The NHTSA'S ongoing $3 million “Where’s Baby? Look Before You Lock” campaign reminds drivers to never leave children unattended in cars and to lock their cars when unoccupied to prevent children from entering unlocked vehicles.
Car Heat Stroke Statistics
Absorb the numbers below, according to National Highway Traffic Safety Administration data. Each case ended with the death of a child and the planning of a funeral:
- Child vehicular heatstroke deaths for 2021: 23
- Child vehicular heatstroke deaths for 2020: 25
- Child vehicular heatstroke deaths for 2019: 52
- Child vehicular heatstroke deaths for 2018: 53
- Child vehicular heatstroke deaths for 2017: 43
- Child vehicular heatstroke deaths for 2016: 39
- Child vehicular heatstroke deaths for 2015: 25
- Child vehicular heatstroke deaths for 2014: 32
- Child vehicular heatstroke deaths for 2013: 44
- Child vehicular heatstroke deaths for 2012: 35
- Child vehicular heatstroke deaths for 2011: 33
Highest # of fatalities for a one-year time period was in 2018: 53.
Most Heat Stroke Deaths Preventable
The sad part is, each of those deaths was avoidable, and the vast majority were accidental.
From 1998-2021, 895 children died due to vehicular heatstroke. Of those deaths:
- 54 percent were forgotten by a caregiver;
- 26 percent were playing in an unattended vehicle;
- 19 percent were intentionally left in vehicle by an adult; and
- 1 percent died under unknown circumstances.

#### [Dataset records]

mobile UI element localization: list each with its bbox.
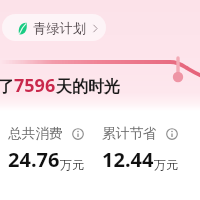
staticText: 了 xyxy=(0,77,14,97)
staticText: 天的时光 xyxy=(56,77,120,97)
staticText: 7596 xyxy=(14,73,56,98)
other: 说明 xyxy=(166,128,178,140)
staticText: 青绿计划 xyxy=(33,20,87,37)
staticText: 12.44 xyxy=(102,146,154,173)
other: 青绿计划 xyxy=(18,22,27,35)
button[interactable]: 累计节省 xyxy=(102,125,192,169)
other: 说明 xyxy=(72,128,84,140)
staticText: 24.76 xyxy=(8,146,60,173)
staticText: 累计节省 xyxy=(102,125,157,142)
staticText: 万元 xyxy=(60,157,84,172)
button[interactable]: 青绿计划 xyxy=(2,14,106,41)
button[interactable]: 总共消费 xyxy=(8,125,108,169)
staticText: 万元 xyxy=(154,157,178,172)
staticText: 总共消费 xyxy=(8,125,63,142)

#### [Exercise prompt]
Reproduce the full text on child vehicular heatstroke deaths word for word. Rely only on the text about child vehicular heatstroke deaths, not the material.

#### [Answer]
The NHTSA'S ongoing $3 million “Where’s Baby? Look Before You Lock” campaign reminds drivers to never leave children unattended in cars and to lock their cars when unoccupied to prevent children from entering unlocked vehicles.
Car Heat Stroke Statistics
Absorb the numbers below, according to National Highway Traffic Safety Administration data. Each case ended with the death of a child and the planning of a funeral:
- Child vehicular heatstroke deaths for 2021: 23
- Child vehicular heatstroke deaths for 2020: 25
- Child vehicular heatstroke deaths for 2019: 52
- Child vehicular heatstroke deaths for 2018: 53
- Child vehicular heatstroke deaths for 2017: 43
- Child vehicular heatstroke deaths for 2016: 39
- Child vehicular heatstroke deaths for 2015: 25
- Child vehicular heatstroke deaths for 2014: 32
- Child vehicular heatstroke deaths for 2013: 44
- Child vehicular heatstroke deaths for 2012: 35
- Child vehicular heatstroke deaths for 2011: 33
Highest # of fatalities for a one-year time period was in 2018: 53.
Most Heat Stroke Deaths Preventable
The sad part is, each of those deaths was avoidable, and the vast majority were accidental.
From 1998-2021, 895 children died due to vehicular heatstroke. Of those deaths:
- 54 percent were forgotten by a caregiver;
- 26 percent were playing in an unattended vehicle;
- 19 percent were intentionally left in vehicle by an adult; and
- 1 percent died under unknown circumstances.